**What this task involves**
In the data below, locate each line with the word "collision" and list it.

**Source records**

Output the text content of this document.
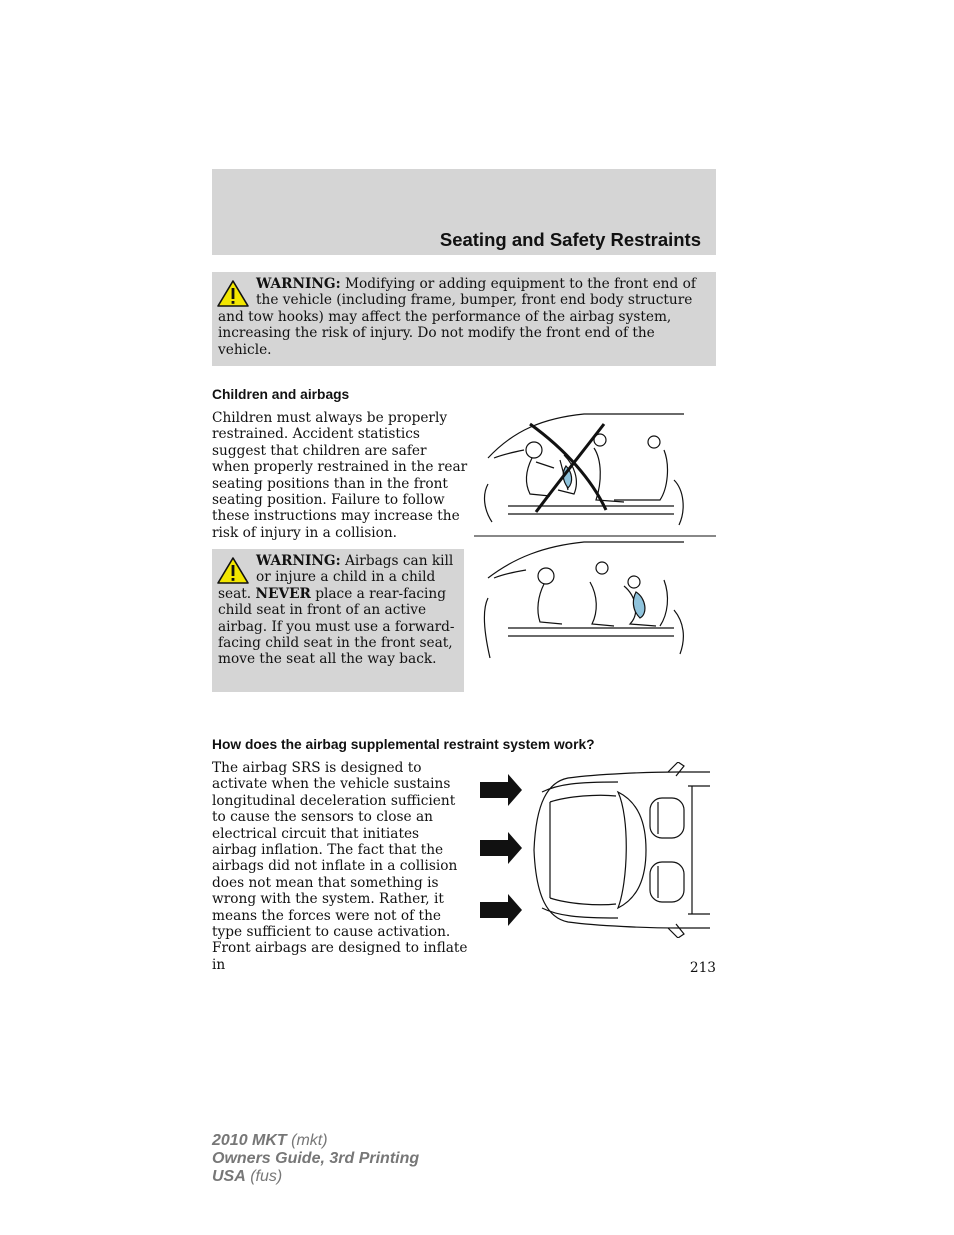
Seating and Safety Restraints
WARNING: Modifying or adding equipment to the front end of the vehicle (including frame, bumper, front end body structure and tow hooks) may affect the performance of the airbag system, increasing the risk of injury. Do not modify the front end of the vehicle.
Children and airbags
Children must always be properly restrained. Accident statistics suggest that children are safer when properly restrained in the rear seating positions than in the front seating position. Failure to follow these instructions may increase the risk of injury in a collision.
WARNING: Airbags can kill or injure a child in a child seat. NEVER place a rear-facing child seat in front of an active airbag. If you must use a forward-facing child seat in the front seat, move the seat all the way back.
How does the airbag supplemental restraint system work?
The airbag SRS is designed to activate when the vehicle sustains longitudinal deceleration sufficient to cause the sensors to close an electrical circuit that initiates airbag inflation. The fact that the airbags did not inflate in a collision does not mean that something is wrong with the system. Rather, it means the forces were not of the type sufficient to cause activation. Front airbags are designed to inflate in	213
2010 MKT (mkt)
Owners Guide, 3rd Printing
USA (fus)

**Solved exercise**
Children must always be properly restrained. Accident statistics suggest that children are safer when properly restrained in the rear seating positions than in the front seating position. Failure to follow these instructions may increase the risk of injury in a collision.
The airbag SRS is designed to activate when the vehicle sustains longitudinal deceleration sufficient to cause the sensors to close an electrical circuit that initiates airbag inflation. The fact that the airbags did not inflate in a collision does not mean that something is wrong with the system. Rather, it means the forces were not of the type sufficient to cause activation. Front airbags are designed to inflate in	213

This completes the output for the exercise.